▶ **What needs to be done**
Count how many lines mention the word "reflektorów". Write that number alone.

=-=-=

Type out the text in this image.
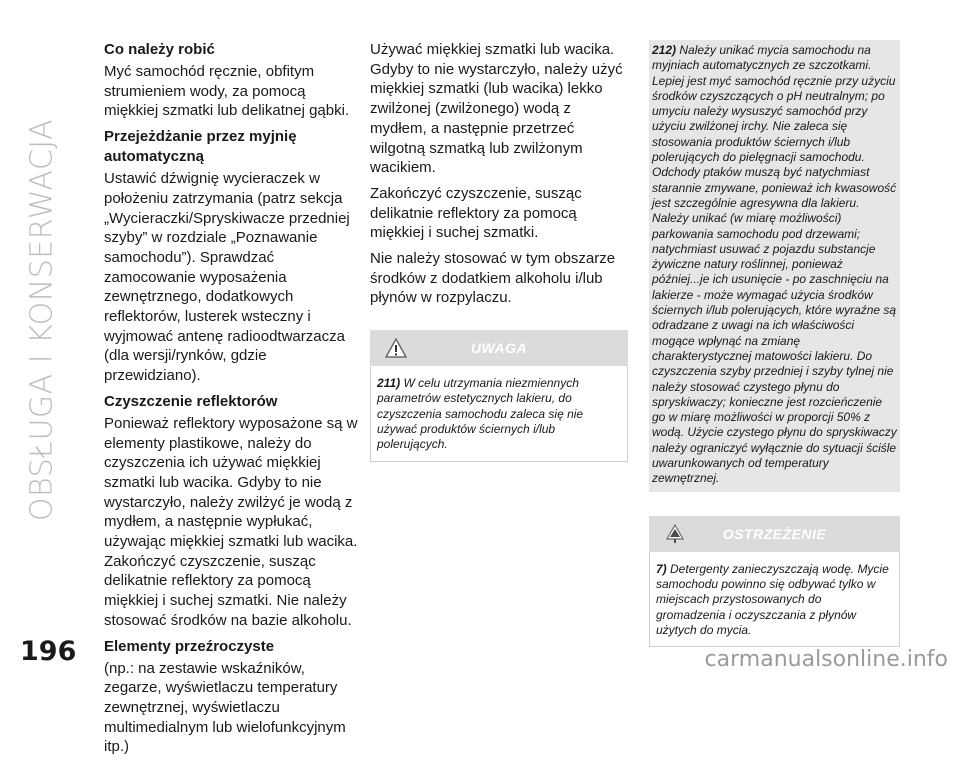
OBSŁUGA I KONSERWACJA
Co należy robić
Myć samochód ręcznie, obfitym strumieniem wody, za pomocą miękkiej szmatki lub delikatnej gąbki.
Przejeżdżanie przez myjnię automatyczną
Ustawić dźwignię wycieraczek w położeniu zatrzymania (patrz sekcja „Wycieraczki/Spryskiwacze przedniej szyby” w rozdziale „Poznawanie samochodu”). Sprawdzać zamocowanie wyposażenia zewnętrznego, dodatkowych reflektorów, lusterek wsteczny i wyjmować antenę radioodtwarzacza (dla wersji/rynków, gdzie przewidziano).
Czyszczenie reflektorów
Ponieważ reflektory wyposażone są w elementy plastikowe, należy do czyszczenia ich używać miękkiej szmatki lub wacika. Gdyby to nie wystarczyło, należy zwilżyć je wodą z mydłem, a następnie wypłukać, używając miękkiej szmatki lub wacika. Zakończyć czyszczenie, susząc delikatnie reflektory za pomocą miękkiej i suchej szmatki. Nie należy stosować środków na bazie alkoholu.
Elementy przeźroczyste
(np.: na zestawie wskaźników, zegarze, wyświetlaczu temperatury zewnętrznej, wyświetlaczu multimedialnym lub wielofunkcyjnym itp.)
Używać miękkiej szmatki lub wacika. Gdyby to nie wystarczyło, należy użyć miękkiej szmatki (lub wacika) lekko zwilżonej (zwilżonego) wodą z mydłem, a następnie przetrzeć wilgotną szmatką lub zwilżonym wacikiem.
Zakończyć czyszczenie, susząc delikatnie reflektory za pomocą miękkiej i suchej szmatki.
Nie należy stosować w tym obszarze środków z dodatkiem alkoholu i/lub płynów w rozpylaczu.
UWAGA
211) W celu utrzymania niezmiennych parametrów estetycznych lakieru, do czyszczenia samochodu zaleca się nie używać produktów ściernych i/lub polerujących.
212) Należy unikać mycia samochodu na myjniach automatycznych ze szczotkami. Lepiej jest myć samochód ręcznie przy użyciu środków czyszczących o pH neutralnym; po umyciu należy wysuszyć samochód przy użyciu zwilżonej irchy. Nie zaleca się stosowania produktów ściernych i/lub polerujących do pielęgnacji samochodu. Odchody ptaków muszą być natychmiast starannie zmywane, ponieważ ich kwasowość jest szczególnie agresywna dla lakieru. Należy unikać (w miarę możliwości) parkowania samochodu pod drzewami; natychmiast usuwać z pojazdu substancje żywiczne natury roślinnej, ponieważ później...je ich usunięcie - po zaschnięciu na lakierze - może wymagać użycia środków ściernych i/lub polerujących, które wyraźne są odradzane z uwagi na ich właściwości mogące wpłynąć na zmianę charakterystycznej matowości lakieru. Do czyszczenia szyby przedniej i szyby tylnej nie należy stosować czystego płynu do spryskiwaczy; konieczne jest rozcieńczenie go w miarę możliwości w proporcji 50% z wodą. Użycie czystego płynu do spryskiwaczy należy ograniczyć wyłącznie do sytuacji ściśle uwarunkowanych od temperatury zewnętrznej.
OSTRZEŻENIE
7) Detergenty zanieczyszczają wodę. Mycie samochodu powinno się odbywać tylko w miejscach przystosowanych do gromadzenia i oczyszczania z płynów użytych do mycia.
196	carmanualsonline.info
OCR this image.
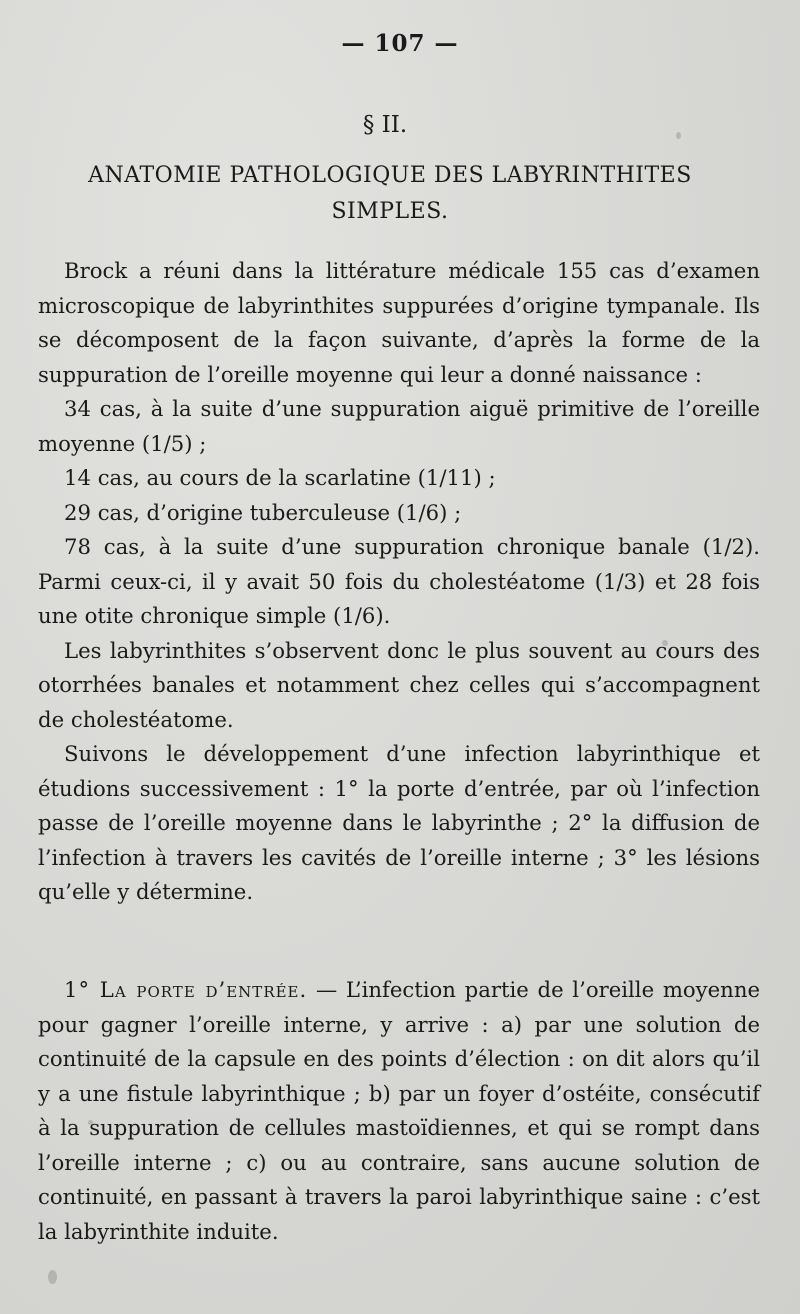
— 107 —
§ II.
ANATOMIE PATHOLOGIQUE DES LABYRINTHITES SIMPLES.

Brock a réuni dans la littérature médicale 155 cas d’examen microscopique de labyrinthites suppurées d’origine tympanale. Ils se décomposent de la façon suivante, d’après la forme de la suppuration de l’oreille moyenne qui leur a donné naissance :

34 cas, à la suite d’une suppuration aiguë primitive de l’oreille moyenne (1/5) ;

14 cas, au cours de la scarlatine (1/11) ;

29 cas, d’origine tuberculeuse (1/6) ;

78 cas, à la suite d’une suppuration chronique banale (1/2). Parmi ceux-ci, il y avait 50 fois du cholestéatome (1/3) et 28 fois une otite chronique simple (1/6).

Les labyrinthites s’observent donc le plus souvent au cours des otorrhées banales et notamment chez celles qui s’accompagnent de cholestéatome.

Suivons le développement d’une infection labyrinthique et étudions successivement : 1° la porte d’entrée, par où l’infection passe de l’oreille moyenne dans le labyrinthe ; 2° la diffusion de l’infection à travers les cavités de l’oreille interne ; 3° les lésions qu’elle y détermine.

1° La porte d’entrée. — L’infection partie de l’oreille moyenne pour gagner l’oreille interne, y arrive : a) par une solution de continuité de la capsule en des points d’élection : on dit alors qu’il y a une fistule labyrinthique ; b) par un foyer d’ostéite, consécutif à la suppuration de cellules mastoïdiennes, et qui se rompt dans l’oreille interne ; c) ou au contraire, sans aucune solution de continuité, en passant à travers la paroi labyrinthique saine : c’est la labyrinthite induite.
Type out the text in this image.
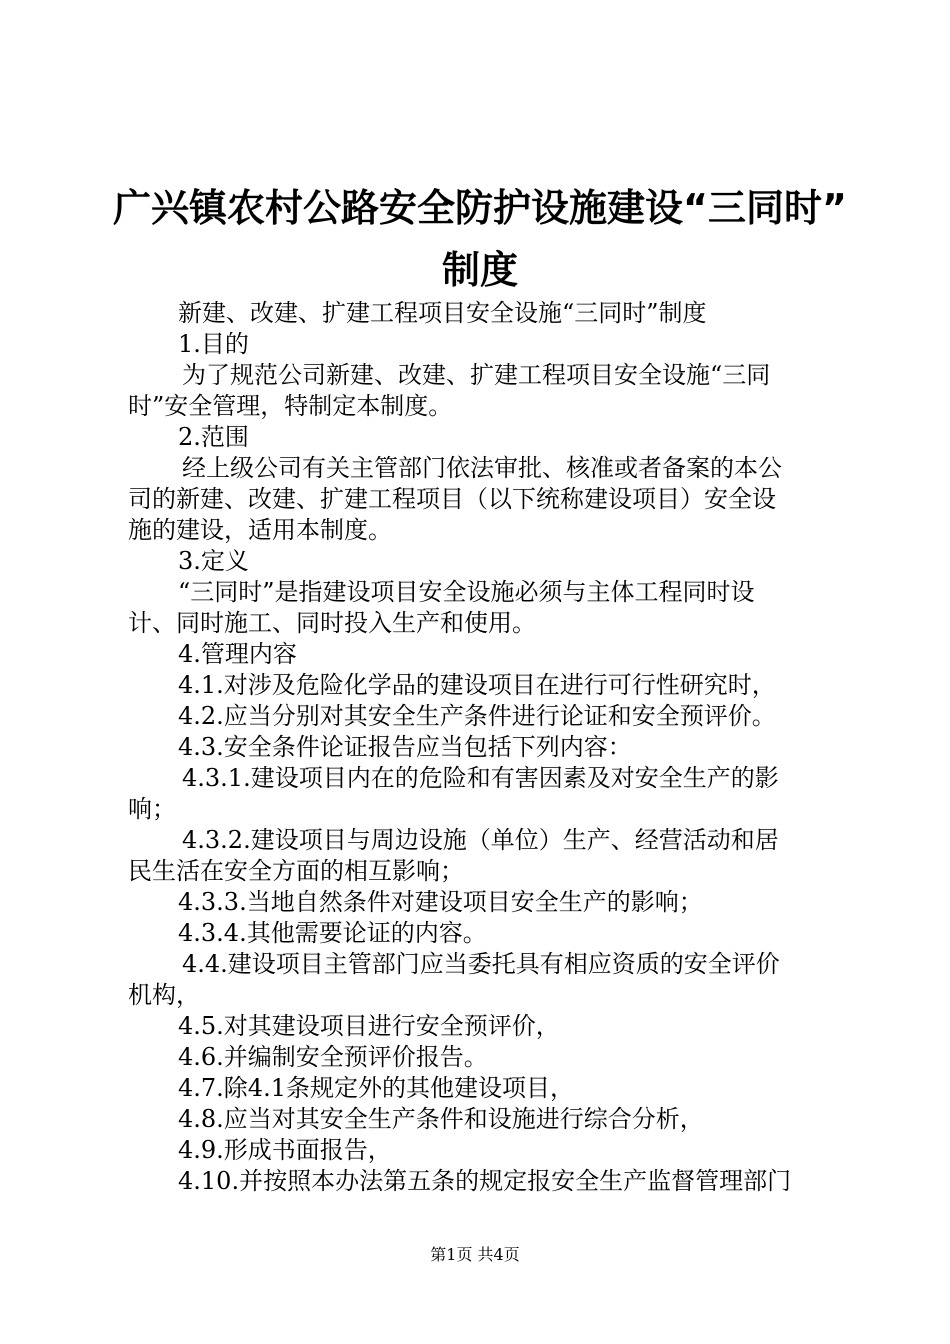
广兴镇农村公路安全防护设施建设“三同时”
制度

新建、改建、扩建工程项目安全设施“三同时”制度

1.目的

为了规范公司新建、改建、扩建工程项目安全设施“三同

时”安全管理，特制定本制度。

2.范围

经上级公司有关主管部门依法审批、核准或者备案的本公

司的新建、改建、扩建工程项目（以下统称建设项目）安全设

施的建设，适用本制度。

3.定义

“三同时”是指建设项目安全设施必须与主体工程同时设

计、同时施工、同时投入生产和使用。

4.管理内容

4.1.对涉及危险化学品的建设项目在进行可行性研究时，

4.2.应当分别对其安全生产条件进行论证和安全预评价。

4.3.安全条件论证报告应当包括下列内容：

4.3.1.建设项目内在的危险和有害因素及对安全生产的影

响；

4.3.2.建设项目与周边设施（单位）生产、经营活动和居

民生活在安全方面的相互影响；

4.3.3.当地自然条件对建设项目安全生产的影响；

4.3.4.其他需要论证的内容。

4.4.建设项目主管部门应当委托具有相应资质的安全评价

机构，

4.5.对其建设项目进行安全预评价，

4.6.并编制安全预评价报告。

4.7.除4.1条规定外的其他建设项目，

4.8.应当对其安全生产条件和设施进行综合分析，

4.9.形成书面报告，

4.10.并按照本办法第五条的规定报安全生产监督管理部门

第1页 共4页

=-=-=

▶ **Response below**
2